## Records for processing
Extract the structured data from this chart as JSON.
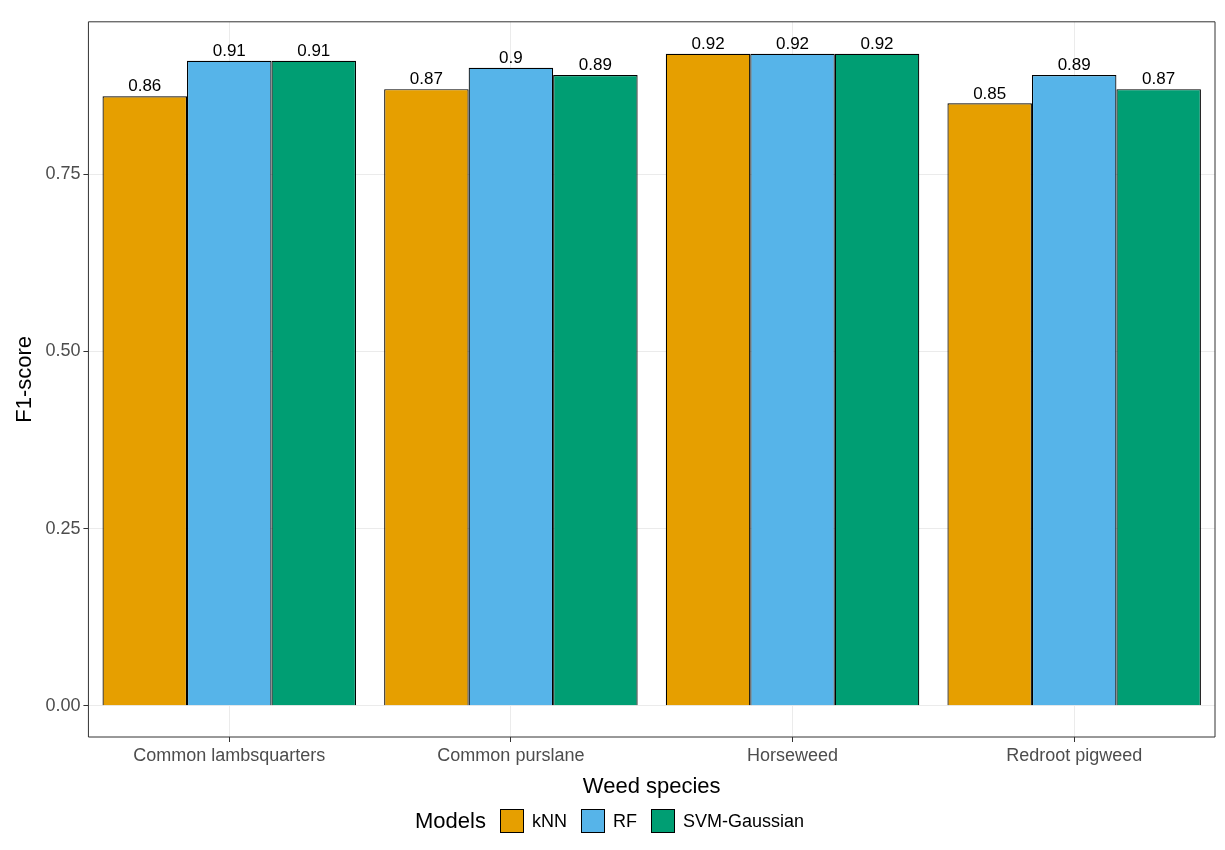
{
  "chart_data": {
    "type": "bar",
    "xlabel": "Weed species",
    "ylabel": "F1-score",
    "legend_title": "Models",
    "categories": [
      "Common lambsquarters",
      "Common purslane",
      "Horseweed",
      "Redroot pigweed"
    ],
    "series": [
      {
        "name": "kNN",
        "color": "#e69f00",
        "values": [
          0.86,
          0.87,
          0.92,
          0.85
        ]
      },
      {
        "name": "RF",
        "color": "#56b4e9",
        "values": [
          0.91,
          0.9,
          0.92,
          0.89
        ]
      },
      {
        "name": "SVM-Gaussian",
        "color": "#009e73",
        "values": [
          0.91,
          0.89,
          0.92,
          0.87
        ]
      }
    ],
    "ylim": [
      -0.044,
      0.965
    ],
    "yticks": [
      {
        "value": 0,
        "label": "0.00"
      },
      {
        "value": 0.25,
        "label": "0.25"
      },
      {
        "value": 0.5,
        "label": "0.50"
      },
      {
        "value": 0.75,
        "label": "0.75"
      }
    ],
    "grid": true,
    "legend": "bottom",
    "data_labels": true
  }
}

## Written exercise
Leave the pictures out, and print every line of the listing exactly as written.

## Final result
Extract the structured data from this chart as JSON.
{
  "chart_data": {
    "type": "bar",
    "xlabel": "Weed species",
    "ylabel": "F1-score",
    "legend_title": "Models",
    "categories": [
      "Common lambsquarters",
      "Common purslane",
      "Horseweed",
      "Redroot pigweed"
    ],
    "series": [
      {
        "name": "kNN",
        "color": "#e69f00",
        "values": [
          0.86,
          0.87,
          0.92,
          0.85
        ]
      },
      {
        "name": "RF",
        "color": "#56b4e9",
        "values": [
          0.91,
          0.9,
          0.92,
          0.89
        ]
      },
      {
        "name": "SVM-Gaussian",
        "color": "#009e73",
        "values": [
          0.91,
          0.89,
          0.92,
          0.87
        ]
      }
    ],
    "ylim": [
      -0.044,
      0.965
    ],
    "yticks": [
      {
        "value": 0,
        "label": "0.00"
      },
      {
        "value": 0.25,
        "label": "0.25"
      },
      {
        "value": 0.5,
        "label": "0.50"
      },
      {
        "value": 0.75,
        "label": "0.75"
      }
    ],
    "grid": true,
    "legend": "bottom",
    "data_labels": true
  }
}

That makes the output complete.